[Begin Records shown]
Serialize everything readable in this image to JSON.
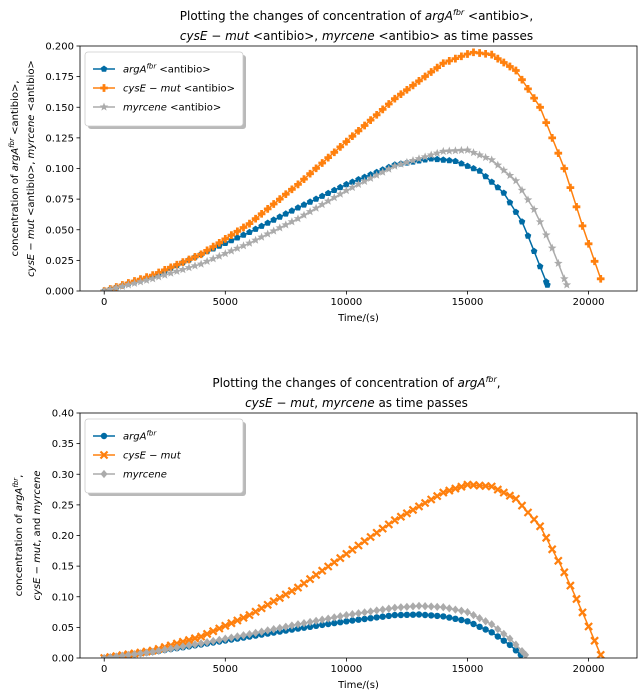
{
  "chart_data": [
    {
      "type": "line",
      "title_parts": [
        [
          "Plotting the changes of concentration of ",
          "argA",
          "fbr",
          " <antibio>,"
        ],
        [
          "cysE − mut",
          " <antibio>, ",
          "myrcene",
          " <antibio> as time passes"
        ]
      ],
      "title": "Plotting the changes of concentration of argA^fbr <antibio>, cysE-mut <antibio>, myrcene <antibio> as time passes",
      "xlabel": "Time/(s)",
      "ylabel_lines": [
        "concentration of argA^fbr <antibio>,",
        "cysE − mut <antibio>, myrcene <antibio>"
      ],
      "xlim": [
        -1000,
        22000
      ],
      "ylim": [
        0,
        0.2
      ],
      "xticks": [
        0,
        5000,
        10000,
        15000,
        20000
      ],
      "yticks": [
        0.0,
        0.025,
        0.05,
        0.075,
        0.1,
        0.125,
        0.15,
        0.175,
        0.2
      ],
      "ytick_labels": [
        "0.000",
        "0.025",
        "0.050",
        "0.075",
        "0.100",
        "0.125",
        "0.150",
        "0.175",
        "0.200"
      ],
      "legend_position": "upper-left",
      "series": [
        {
          "name": "argA^fbr <antibio>",
          "legend_parts": [
            "argA",
            "fbr",
            " <antibio>"
          ],
          "color": "#006ba4",
          "marker": "pentagon",
          "points": [
            [
              0,
              0
            ],
            [
              2000,
              0.012
            ],
            [
              4000,
              0.03
            ],
            [
              6000,
              0.048
            ],
            [
              8000,
              0.068
            ],
            [
              10000,
              0.087
            ],
            [
              12000,
              0.103
            ],
            [
              13500,
              0.108
            ],
            [
              14500,
              0.106
            ],
            [
              15500,
              0.098
            ],
            [
              16500,
              0.08
            ],
            [
              17300,
              0.055
            ],
            [
              17800,
              0.03
            ],
            [
              18300,
              0.005
            ]
          ]
        },
        {
          "name": "cysE − mut <antibio>",
          "legend_parts": [
            "cysE − mut",
            "",
            " <antibio>"
          ],
          "color": "#ff800e",
          "marker": "plus",
          "points": [
            [
              0,
              0
            ],
            [
              2000,
              0.013
            ],
            [
              4000,
              0.03
            ],
            [
              6000,
              0.055
            ],
            [
              8000,
              0.087
            ],
            [
              10000,
              0.122
            ],
            [
              12000,
              0.157
            ],
            [
              14000,
              0.186
            ],
            [
              15200,
              0.195
            ],
            [
              16000,
              0.193
            ],
            [
              17000,
              0.18
            ],
            [
              18000,
              0.15
            ],
            [
              19000,
              0.1
            ],
            [
              19800,
              0.05
            ],
            [
              20500,
              0.01
            ]
          ]
        },
        {
          "name": "myrcene <antibio>",
          "legend_parts": [
            "myrcene",
            "",
            " <antibio>"
          ],
          "color": "#ababab",
          "marker": "star",
          "points": [
            [
              0,
              0
            ],
            [
              2000,
              0.01
            ],
            [
              4000,
              0.022
            ],
            [
              6000,
              0.039
            ],
            [
              8000,
              0.059
            ],
            [
              10000,
              0.082
            ],
            [
              12000,
              0.102
            ],
            [
              14000,
              0.114
            ],
            [
              15000,
              0.115
            ],
            [
              16000,
              0.107
            ],
            [
              17000,
              0.09
            ],
            [
              17800,
              0.065
            ],
            [
              18500,
              0.035
            ],
            [
              19100,
              0.005
            ]
          ]
        }
      ]
    },
    {
      "type": "line",
      "title_parts": [
        [
          "Plotting the changes of concentration of ",
          "argA",
          "fbr",
          ","
        ],
        [
          "cysE − mut",
          ", ",
          "myrcene",
          " as time passes"
        ]
      ],
      "title": "Plotting the changes of concentration of argA^fbr, cysE-mut, myrcene as time passes",
      "xlabel": "Time/(s)",
      "ylabel_lines": [
        "concentration of argA^fbr,",
        "cysE − mut, and myrcene"
      ],
      "xlim": [
        -1000,
        22000
      ],
      "ylim": [
        0,
        0.4
      ],
      "xticks": [
        0,
        5000,
        10000,
        15000,
        20000
      ],
      "yticks": [
        0.0,
        0.05,
        0.1,
        0.15,
        0.2,
        0.25,
        0.3,
        0.35,
        0.4
      ],
      "ytick_labels": [
        "0.00",
        "0.05",
        "0.10",
        "0.15",
        "0.20",
        "0.25",
        "0.30",
        "0.35",
        "0.40"
      ],
      "legend_position": "upper-left",
      "series": [
        {
          "name": "argA^fbr",
          "legend_parts": [
            "argA",
            "fbr",
            ""
          ],
          "color": "#006ba4",
          "marker": "circle",
          "points": [
            [
              0,
              0
            ],
            [
              2000,
              0.01
            ],
            [
              4000,
              0.022
            ],
            [
              6000,
              0.035
            ],
            [
              8000,
              0.048
            ],
            [
              10000,
              0.06
            ],
            [
              12000,
              0.07
            ],
            [
              13000,
              0.071
            ],
            [
              14000,
              0.068
            ],
            [
              15000,
              0.06
            ],
            [
              16000,
              0.042
            ],
            [
              16800,
              0.02
            ],
            [
              17200,
              0.005
            ]
          ]
        },
        {
          "name": "cysE − mut",
          "legend_parts": [
            "cysE − mut",
            "",
            ""
          ],
          "color": "#ff800e",
          "marker": "x",
          "points": [
            [
              0,
              0
            ],
            [
              2000,
              0.012
            ],
            [
              4000,
              0.035
            ],
            [
              6000,
              0.07
            ],
            [
              8000,
              0.115
            ],
            [
              10000,
              0.17
            ],
            [
              12000,
              0.225
            ],
            [
              14000,
              0.27
            ],
            [
              15000,
              0.283
            ],
            [
              16000,
              0.28
            ],
            [
              17000,
              0.26
            ],
            [
              18000,
              0.215
            ],
            [
              19000,
              0.14
            ],
            [
              19800,
              0.07
            ],
            [
              20500,
              0.005
            ]
          ]
        },
        {
          "name": "myrcene",
          "legend_parts": [
            "myrcene",
            "",
            ""
          ],
          "color": "#ababab",
          "marker": "diamond",
          "points": [
            [
              0,
              0
            ],
            [
              2000,
              0.01
            ],
            [
              4000,
              0.024
            ],
            [
              6000,
              0.039
            ],
            [
              8000,
              0.055
            ],
            [
              10000,
              0.07
            ],
            [
              12000,
              0.082
            ],
            [
              13000,
              0.085
            ],
            [
              14000,
              0.083
            ],
            [
              15000,
              0.075
            ],
            [
              16000,
              0.055
            ],
            [
              16800,
              0.03
            ],
            [
              17400,
              0.005
            ]
          ]
        }
      ]
    }
  ]
}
[End Records shown]
● Exercise instructions: Look through the material above. Copy each line where the word "marker" appears.

● Result for this exercise:
          "marker": "pentagon",
          "marker": "plus",
          "marker": "star",
          "marker": "circle",
          "marker": "x",
          "marker": "diamond",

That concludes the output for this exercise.